=== Page extract ===
Filed 9/29/06 P. v. Nguyen CA4/3





NOT TO BE PUBLISHED IN OFFICIAL REPORTS



California Rules of Court, rule 977(a), prohibits courts and parties from citing or relying on opinions not certified for publication or ordered published, except as specified by rule 977(b). This opinion has not been certified for publication or ordered published for purposes of rule 977.



IN THE COURT OF APPEAL OF THE STATE OF CALIFORNIA



FOURTH APPELLATE DISTRICT



DIVISION THREE










THE PEOPLE,


Plaintiff and Respondent,


v.


MINH TAN NGUYEN,


Defendant and Appellant.



G035572


(Super. Ct. No. 04ZF0069)


O P I N I O N



Appeal from a judgment of the Superior Court of Orange County, James A. Stotler, Judge. Affirmed.


Jennifer A. Gambale, under appointment by the Court of Appeal, for Defendant and Appellant.


Bill Lockyer, Attorney General, Robert R. Anderson, Chief Assistant Attorney General, Gary W. Schons, Assistant Attorney General, Gil Gonzalez and Andrew Mestman, Deputy Attorneys General, for Plaintiff and Respondent.


* * *


The trial court did not err when it found defendant’s prior juvenile adjudications qualified as strikes under the “Three Strikes” law. (Penal Code § 667; unless otherwise noted, all further statutory references are to the Penal Code.) We affirm.


I


FACTS


On May 13, 2005, defendant Minh Tan Nguyen pled guilty to count one, violation of section 245, subdivision (a)(1) and an enhancement under section 186.22, subdivision (b). He also pled guilty to count three, violation of section 186.22, subdivision (a). He attached two addenda to the guilty plea form.


Addendum A has three paragraphs. The last one reads: “I understand and agree that if the Court makes a finding beyond a reasonable doubt that the two prior strikes alleged in the Indictment are not legally valid strikes, my maximum Penalty will remain the 9 years and 8 months reflected on page 1 of my Guilty Plea form. I further understand and agree that if the Court makes a finding beyond a reasonable doubt that the two prior strikes alleged in the Indictment are not legally valid strikes, the People are going to recommend to the Court that I be sentenced to a term of 3 years in State Prison.” (Boldface in original.) It is signed by defendant. Below his signature is his counsel’s signature under a statement which reads: “I have explained to the defendant the legal consequences of the terms listed in this addendum.” Addendum B recites the factual basis for defendant’s guilty plea.


The court reiterated the agreement: “And so my understanding here is we’re going to have a court trial on the two priors and assuming . . . . [t]hat I find those two priors true then, even so, the district attorney will be moving to strike those two priors and the defendant will be sentenced to an agreed-upon sentence of seven years.


. . .

But it’s also contemplated by both of you and agreed upon by both of you that, if legally speaking those strikes are not strikes, then the appropriate sentence in this case as negotiated between you two is three years in state prison.” Both counsel agreed.
=== Source excerpt ===
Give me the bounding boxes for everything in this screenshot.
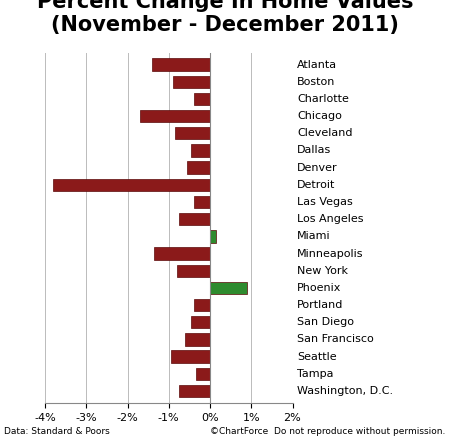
===
Exercise: Reproduce the appellate opinion from "On May 13, 2005, defendant" to "the guilty plea form.", changing "addenda" to "attachments".

Output below:
On May 13, 2005, defendant Minh Tan Nguyen pled guilty to count one, violation of section 245, subdivision (a)(1) and an enhancement under section 186.22, subdivision (b). He also pled guilty to count three, violation of section 186.22, subdivision (a). He attached two attachments to the guilty plea form.